**Objective**
Pictures do not belong in the copy. Return all of the entries exactly.

(Data excerpts)
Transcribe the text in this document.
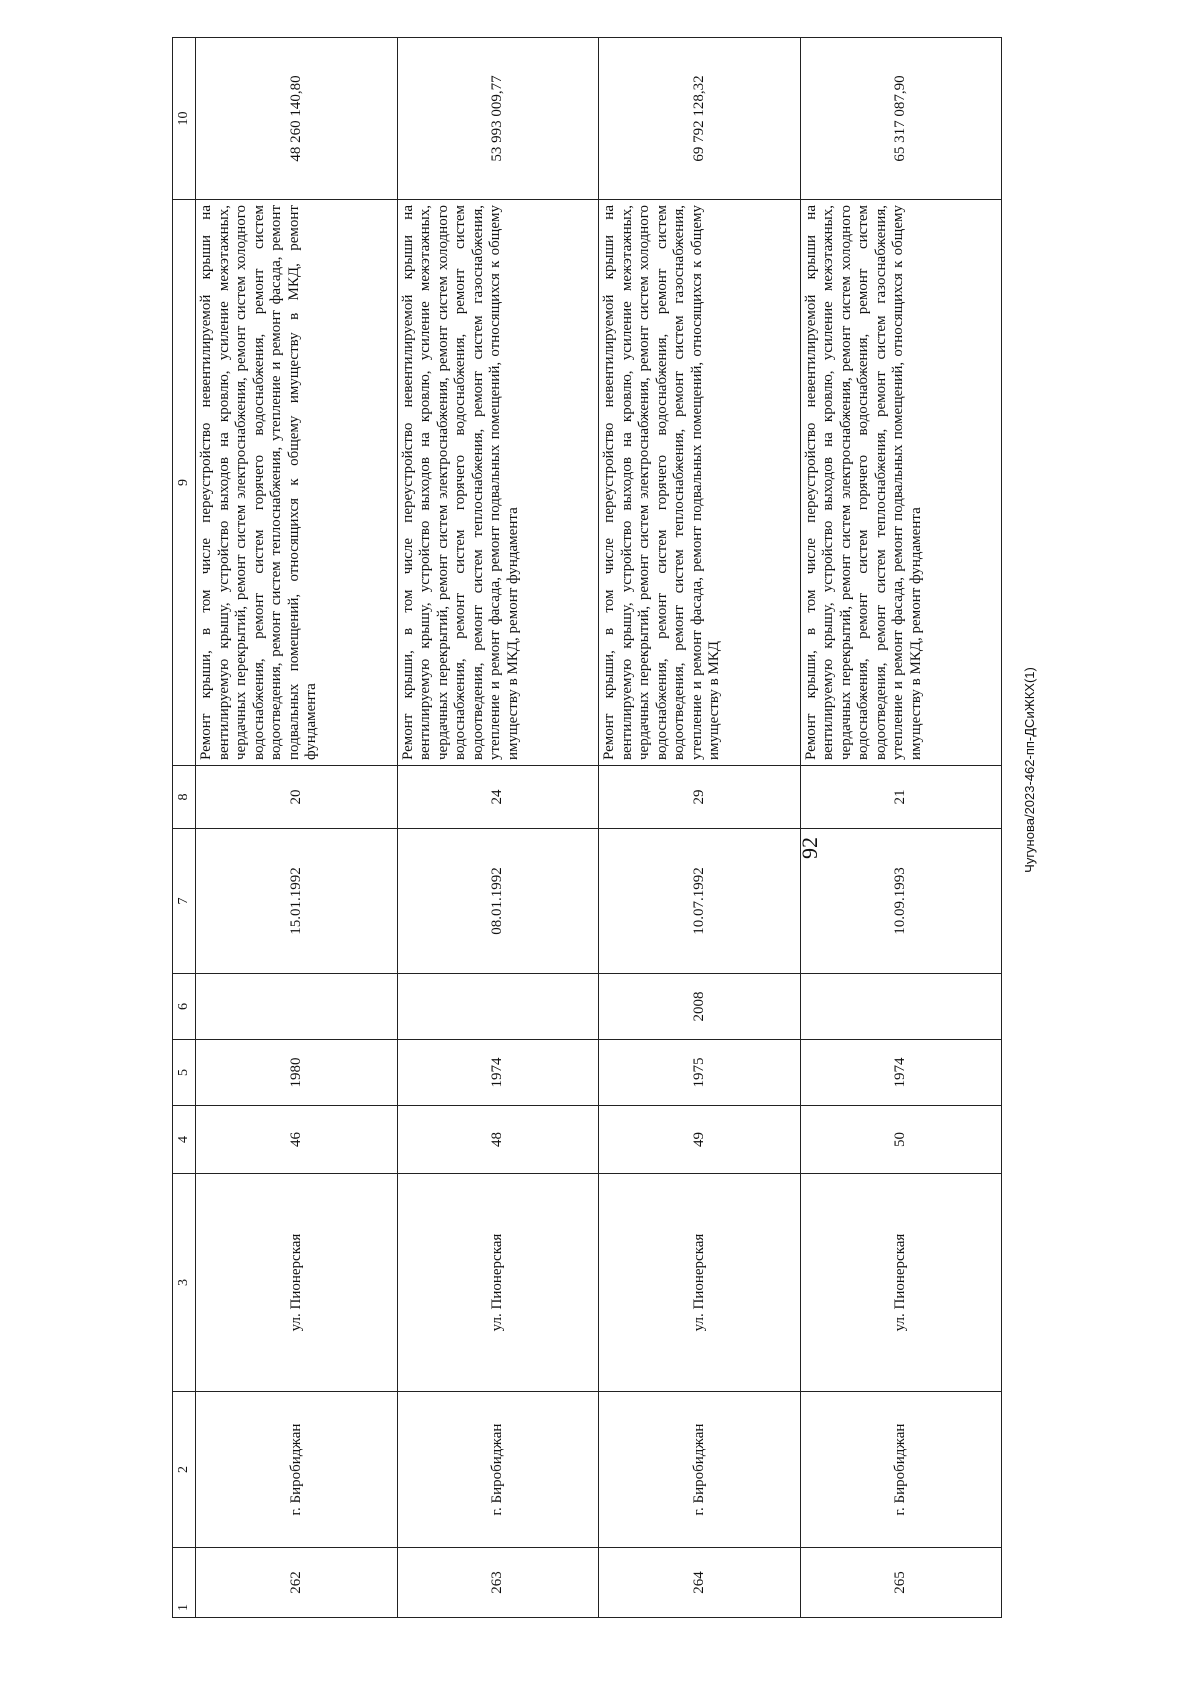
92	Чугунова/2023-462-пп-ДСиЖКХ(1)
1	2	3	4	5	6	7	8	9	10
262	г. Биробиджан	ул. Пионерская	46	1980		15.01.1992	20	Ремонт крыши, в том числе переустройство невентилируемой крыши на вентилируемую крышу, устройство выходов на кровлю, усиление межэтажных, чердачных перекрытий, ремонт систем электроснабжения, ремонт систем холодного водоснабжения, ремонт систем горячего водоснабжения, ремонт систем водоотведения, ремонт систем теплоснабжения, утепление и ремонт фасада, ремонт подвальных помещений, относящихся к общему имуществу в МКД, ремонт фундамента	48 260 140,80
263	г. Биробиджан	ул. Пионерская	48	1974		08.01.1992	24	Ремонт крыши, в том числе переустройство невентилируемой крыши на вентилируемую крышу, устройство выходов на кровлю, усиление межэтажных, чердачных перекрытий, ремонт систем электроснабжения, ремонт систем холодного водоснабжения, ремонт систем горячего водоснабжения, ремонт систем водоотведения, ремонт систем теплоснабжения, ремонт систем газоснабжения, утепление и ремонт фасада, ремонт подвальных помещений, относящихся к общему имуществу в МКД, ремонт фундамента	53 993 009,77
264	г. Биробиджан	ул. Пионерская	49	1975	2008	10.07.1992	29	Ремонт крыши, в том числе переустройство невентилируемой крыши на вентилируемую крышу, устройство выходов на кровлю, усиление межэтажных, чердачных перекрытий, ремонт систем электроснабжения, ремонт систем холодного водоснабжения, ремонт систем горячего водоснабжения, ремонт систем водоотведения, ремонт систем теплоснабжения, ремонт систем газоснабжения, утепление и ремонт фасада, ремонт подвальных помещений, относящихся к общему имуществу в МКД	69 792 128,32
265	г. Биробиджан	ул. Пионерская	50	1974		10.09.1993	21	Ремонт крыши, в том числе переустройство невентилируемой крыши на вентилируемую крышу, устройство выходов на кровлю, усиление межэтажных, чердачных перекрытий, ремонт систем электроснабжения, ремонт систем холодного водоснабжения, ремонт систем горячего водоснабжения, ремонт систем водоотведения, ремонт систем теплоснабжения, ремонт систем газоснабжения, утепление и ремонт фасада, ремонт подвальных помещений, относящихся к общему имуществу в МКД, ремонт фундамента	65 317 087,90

**Answer in full**
Transcribe the text in this document.
92	Чугунова/2023-462-пп-ДСиЖКХ(1)
1	2	3	4	5	6	7	8	9	10
262	г. Биробиджан	ул. Пионерская	46	1980		15.01.1992	20	Ремонт крыши, в том числе переустройство невентилируемой крыши на вентилируемую крышу, устройство выходов на кровлю, усиление межэтажных, чердачных перекрытий, ремонт систем электроснабжения, ремонт систем холодного водоснабжения, ремонт систем горячего водоснабжения, ремонт систем водоотведения, ремонт систем теплоснабжения, утепление и ремонт фасада, ремонт подвальных помещений, относящихся к общему имуществу в МКД, ремонт фундамента	48 260 140,80
263	г. Биробиджан	ул. Пионерская	48	1974		08.01.1992	24	Ремонт крыши, в том числе переустройство невентилируемой крыши на вентилируемую крышу, устройство выходов на кровлю, усиление межэтажных, чердачных перекрытий, ремонт систем электроснабжения, ремонт систем холодного водоснабжения, ремонт систем горячего водоснабжения, ремонт систем водоотведения, ремонт систем теплоснабжения, ремонт систем газоснабжения, утепление и ремонт фасада, ремонт подвальных помещений, относящихся к общему имуществу в МКД, ремонт фундамента	53 993 009,77
264	г. Биробиджан	ул. Пионерская	49	1975	2008	10.07.1992	29	Ремонт крыши, в том числе переустройство невентилируемой крыши на вентилируемую крышу, устройство выходов на кровлю, усиление межэтажных, чердачных перекрытий, ремонт систем электроснабжения, ремонт систем холодного водоснабжения, ремонт систем горячего водоснабжения, ремонт систем водоотведения, ремонт систем теплоснабжения, ремонт систем газоснабжения, утепление и ремонт фасада, ремонт подвальных помещений, относящихся к общему имуществу в МКД	69 792 128,32
265	г. Биробиджан	ул. Пионерская	50	1974		10.09.1993	21	Ремонт крыши, в том числе переустройство невентилируемой крыши на вентилируемую крышу, устройство выходов на кровлю, усиление межэтажных, чердачных перекрытий, ремонт систем электроснабжения, ремонт систем холодного водоснабжения, ремонт систем горячего водоснабжения, ремонт систем водоотведения, ремонт систем теплоснабжения, ремонт систем газоснабжения, утепление и ремонт фасада, ремонт подвальных помещений, относящихся к общему имуществу в МКД, ремонт фундамента	65 317 087,90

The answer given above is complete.